* START *

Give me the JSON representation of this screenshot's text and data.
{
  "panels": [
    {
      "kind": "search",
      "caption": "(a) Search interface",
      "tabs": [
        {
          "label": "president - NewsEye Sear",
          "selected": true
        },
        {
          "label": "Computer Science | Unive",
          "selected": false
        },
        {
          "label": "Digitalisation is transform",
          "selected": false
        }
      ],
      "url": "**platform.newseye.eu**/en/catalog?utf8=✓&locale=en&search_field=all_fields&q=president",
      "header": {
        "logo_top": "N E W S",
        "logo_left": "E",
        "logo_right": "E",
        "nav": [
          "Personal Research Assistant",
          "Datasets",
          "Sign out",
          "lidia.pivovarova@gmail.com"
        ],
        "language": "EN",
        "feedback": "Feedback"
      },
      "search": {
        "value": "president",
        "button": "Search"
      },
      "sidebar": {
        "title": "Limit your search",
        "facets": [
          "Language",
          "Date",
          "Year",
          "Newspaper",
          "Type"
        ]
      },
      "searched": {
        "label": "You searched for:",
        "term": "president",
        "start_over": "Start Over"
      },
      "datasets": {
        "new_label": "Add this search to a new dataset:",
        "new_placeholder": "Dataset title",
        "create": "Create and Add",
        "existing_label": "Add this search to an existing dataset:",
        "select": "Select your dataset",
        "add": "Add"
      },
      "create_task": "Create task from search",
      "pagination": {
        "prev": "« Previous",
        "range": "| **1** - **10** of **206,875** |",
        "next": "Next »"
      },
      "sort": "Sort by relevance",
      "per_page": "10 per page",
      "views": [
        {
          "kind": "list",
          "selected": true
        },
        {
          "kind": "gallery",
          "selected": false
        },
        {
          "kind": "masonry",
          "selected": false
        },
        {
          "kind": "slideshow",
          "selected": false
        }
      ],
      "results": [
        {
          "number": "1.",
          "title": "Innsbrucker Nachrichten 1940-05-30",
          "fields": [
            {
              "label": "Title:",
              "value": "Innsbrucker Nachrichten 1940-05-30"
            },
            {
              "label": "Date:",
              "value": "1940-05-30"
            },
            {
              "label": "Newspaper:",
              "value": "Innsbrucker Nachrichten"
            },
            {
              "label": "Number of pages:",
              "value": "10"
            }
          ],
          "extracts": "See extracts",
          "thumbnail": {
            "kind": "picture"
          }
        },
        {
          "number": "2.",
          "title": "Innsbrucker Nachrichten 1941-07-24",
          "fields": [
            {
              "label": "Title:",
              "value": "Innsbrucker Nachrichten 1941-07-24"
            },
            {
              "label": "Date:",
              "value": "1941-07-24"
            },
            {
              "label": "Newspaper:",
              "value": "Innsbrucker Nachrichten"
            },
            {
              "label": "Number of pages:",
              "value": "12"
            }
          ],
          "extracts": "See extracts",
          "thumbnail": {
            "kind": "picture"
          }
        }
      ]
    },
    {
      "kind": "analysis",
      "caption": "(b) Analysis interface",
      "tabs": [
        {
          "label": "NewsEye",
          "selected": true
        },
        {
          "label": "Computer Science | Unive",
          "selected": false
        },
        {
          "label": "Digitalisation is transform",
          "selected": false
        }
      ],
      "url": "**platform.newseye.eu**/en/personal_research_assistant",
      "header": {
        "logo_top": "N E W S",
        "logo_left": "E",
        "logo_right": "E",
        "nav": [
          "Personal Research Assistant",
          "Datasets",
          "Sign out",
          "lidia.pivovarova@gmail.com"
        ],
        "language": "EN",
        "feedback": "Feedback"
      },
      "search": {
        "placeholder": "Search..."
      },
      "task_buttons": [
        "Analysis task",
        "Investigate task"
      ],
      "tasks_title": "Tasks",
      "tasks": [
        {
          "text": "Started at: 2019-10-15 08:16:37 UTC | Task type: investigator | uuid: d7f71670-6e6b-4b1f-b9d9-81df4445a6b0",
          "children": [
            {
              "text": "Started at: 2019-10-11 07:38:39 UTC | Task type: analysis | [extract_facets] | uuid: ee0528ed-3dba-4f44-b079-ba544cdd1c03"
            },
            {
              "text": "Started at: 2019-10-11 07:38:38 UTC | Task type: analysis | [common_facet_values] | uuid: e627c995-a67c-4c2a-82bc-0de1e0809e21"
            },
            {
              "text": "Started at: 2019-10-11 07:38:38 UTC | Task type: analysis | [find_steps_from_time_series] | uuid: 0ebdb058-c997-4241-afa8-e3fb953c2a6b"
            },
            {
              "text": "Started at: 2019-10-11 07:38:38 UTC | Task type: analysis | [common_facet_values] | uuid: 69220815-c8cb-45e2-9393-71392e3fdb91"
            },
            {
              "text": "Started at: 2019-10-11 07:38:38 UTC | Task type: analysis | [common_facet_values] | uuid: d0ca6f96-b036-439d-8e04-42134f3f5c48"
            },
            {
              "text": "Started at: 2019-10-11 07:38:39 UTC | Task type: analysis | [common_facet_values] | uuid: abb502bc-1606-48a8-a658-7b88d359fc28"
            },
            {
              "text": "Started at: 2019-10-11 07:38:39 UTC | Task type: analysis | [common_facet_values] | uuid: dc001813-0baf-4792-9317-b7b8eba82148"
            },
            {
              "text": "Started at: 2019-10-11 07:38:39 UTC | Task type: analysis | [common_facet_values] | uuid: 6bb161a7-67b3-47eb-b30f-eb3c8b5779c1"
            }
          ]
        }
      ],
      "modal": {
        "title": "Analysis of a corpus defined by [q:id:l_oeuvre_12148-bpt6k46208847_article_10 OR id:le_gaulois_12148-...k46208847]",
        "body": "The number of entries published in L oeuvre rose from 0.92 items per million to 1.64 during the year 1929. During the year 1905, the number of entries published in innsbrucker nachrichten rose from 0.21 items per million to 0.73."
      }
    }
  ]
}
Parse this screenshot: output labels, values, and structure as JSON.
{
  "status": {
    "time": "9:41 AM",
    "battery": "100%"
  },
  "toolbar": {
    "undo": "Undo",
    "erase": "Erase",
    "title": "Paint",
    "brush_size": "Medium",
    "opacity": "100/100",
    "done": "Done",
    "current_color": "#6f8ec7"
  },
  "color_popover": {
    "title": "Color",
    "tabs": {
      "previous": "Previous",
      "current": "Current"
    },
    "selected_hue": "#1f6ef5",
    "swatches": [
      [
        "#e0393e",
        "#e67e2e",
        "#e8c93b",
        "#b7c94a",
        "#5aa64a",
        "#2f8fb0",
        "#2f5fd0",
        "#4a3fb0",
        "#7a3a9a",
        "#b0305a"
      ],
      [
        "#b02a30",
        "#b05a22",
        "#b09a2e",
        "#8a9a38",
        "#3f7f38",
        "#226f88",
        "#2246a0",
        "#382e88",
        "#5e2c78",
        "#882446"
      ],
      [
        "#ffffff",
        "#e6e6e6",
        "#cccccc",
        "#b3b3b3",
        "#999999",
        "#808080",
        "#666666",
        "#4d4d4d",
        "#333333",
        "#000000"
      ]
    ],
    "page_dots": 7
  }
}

* END *

→ DIRECTIONS:
In the records above, find the line containing "Parse this screenshot: output"; please retype it and every line after it through the last line, exactly and with nothing else.

→ TASK RESULT:
Parse this screenshot: output labels, values, and structure as JSON.
{
  "status": {
    "time": "9:41 AM",
    "battery": "100%"
  },
  "toolbar": {
    "undo": "Undo",
    "erase": "Erase",
    "title": "Paint",
    "brush_size": "Medium",
    "opacity": "100/100",
    "done": "Done",
    "current_color": "#6f8ec7"
  },
  "color_popover": {
    "title": "Color",
    "tabs": {
      "previous": "Previous",
      "current": "Current"
    },
    "selected_hue": "#1f6ef5",
    "swatches": [
      [
        "#e0393e",
        "#e67e2e",
        "#e8c93b",
        "#b7c94a",
        "#5aa64a",
        "#2f8fb0",
        "#2f5fd0",
        "#4a3fb0",
        "#7a3a9a",
        "#b0305a"
      ],
      [
        "#b02a30",
        "#b05a22",
        "#b09a2e",
        "#8a9a38",
        "#3f7f38",
        "#226f88",
        "#2246a0",
        "#382e88",
        "#5e2c78",
        "#882446"
      ],
      [
        "#ffffff",
        "#e6e6e6",
        "#cccccc",
        "#b3b3b3",
        "#999999",
        "#808080",
        "#666666",
        "#4d4d4d",
        "#333333",
        "#000000"
      ]
    ],
    "page_dots": 7
  }
}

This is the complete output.